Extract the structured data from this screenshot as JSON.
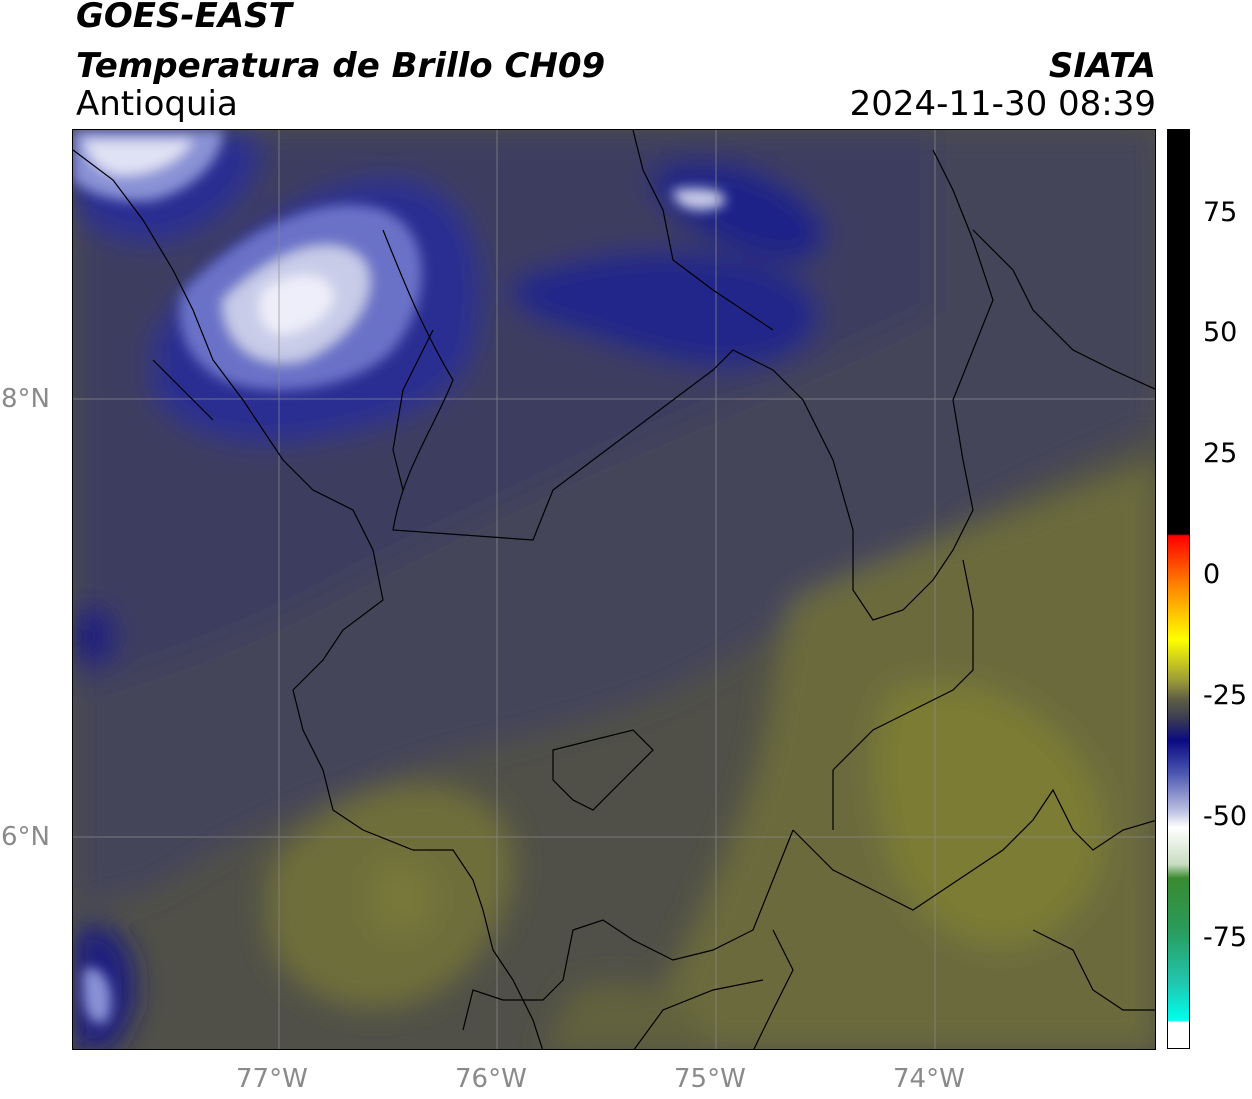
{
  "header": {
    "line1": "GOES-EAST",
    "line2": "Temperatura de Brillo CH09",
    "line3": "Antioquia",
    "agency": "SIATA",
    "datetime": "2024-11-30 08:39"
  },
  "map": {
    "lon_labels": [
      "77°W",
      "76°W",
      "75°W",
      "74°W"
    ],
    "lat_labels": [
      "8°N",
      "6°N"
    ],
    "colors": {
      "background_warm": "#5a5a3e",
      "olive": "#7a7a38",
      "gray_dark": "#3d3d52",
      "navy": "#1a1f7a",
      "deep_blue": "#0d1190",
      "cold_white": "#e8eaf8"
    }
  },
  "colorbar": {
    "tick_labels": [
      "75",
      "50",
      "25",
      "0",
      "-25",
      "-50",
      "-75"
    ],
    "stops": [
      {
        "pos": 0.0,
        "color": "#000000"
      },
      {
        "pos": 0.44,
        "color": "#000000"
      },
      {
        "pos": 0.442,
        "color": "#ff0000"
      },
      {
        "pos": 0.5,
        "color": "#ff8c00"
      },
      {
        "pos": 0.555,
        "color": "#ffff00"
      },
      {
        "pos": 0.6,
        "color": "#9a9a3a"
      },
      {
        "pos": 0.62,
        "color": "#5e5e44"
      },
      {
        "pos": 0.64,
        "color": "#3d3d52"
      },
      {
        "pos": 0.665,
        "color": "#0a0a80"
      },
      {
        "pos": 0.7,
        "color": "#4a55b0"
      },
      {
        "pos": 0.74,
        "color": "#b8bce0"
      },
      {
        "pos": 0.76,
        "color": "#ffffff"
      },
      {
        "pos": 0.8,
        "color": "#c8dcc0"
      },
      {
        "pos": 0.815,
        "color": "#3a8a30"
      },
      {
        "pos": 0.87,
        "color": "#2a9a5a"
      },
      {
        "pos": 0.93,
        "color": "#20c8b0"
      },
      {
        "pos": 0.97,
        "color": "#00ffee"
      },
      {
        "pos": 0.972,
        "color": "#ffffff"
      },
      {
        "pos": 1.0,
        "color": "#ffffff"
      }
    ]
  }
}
------------------------
INSTRUCTION →
Repeat the material above verbatim, with no pictures in the output.

RESPONSE →
Extract the structured data from this screenshot as JSON.
{
  "header": {
    "line1": "GOES-EAST",
    "line2": "Temperatura de Brillo CH09",
    "line3": "Antioquia",
    "agency": "SIATA",
    "datetime": "2024-11-30 08:39"
  },
  "map": {
    "lon_labels": [
      "77°W",
      "76°W",
      "75°W",
      "74°W"
    ],
    "lat_labels": [
      "8°N",
      "6°N"
    ],
    "colors": {
      "background_warm": "#5a5a3e",
      "olive": "#7a7a38",
      "gray_dark": "#3d3d52",
      "navy": "#1a1f7a",
      "deep_blue": "#0d1190",
      "cold_white": "#e8eaf8"
    }
  },
  "colorbar": {
    "tick_labels": [
      "75",
      "50",
      "25",
      "0",
      "-25",
      "-50",
      "-75"
    ],
    "stops": [
      {
        "pos": 0.0,
        "color": "#000000"
      },
      {
        "pos": 0.44,
        "color": "#000000"
      },
      {
        "pos": 0.442,
        "color": "#ff0000"
      },
      {
        "pos": 0.5,
        "color": "#ff8c00"
      },
      {
        "pos": 0.555,
        "color": "#ffff00"
      },
      {
        "pos": 0.6,
        "color": "#9a9a3a"
      },
      {
        "pos": 0.62,
        "color": "#5e5e44"
      },
      {
        "pos": 0.64,
        "color": "#3d3d52"
      },
      {
        "pos": 0.665,
        "color": "#0a0a80"
      },
      {
        "pos": 0.7,
        "color": "#4a55b0"
      },
      {
        "pos": 0.74,
        "color": "#b8bce0"
      },
      {
        "pos": 0.76,
        "color": "#ffffff"
      },
      {
        "pos": 0.8,
        "color": "#c8dcc0"
      },
      {
        "pos": 0.815,
        "color": "#3a8a30"
      },
      {
        "pos": 0.87,
        "color": "#2a9a5a"
      },
      {
        "pos": 0.93,
        "color": "#20c8b0"
      },
      {
        "pos": 0.97,
        "color": "#00ffee"
      },
      {
        "pos": 0.972,
        "color": "#ffffff"
      },
      {
        "pos": 1.0,
        "color": "#ffffff"
      }
    ]
  }
}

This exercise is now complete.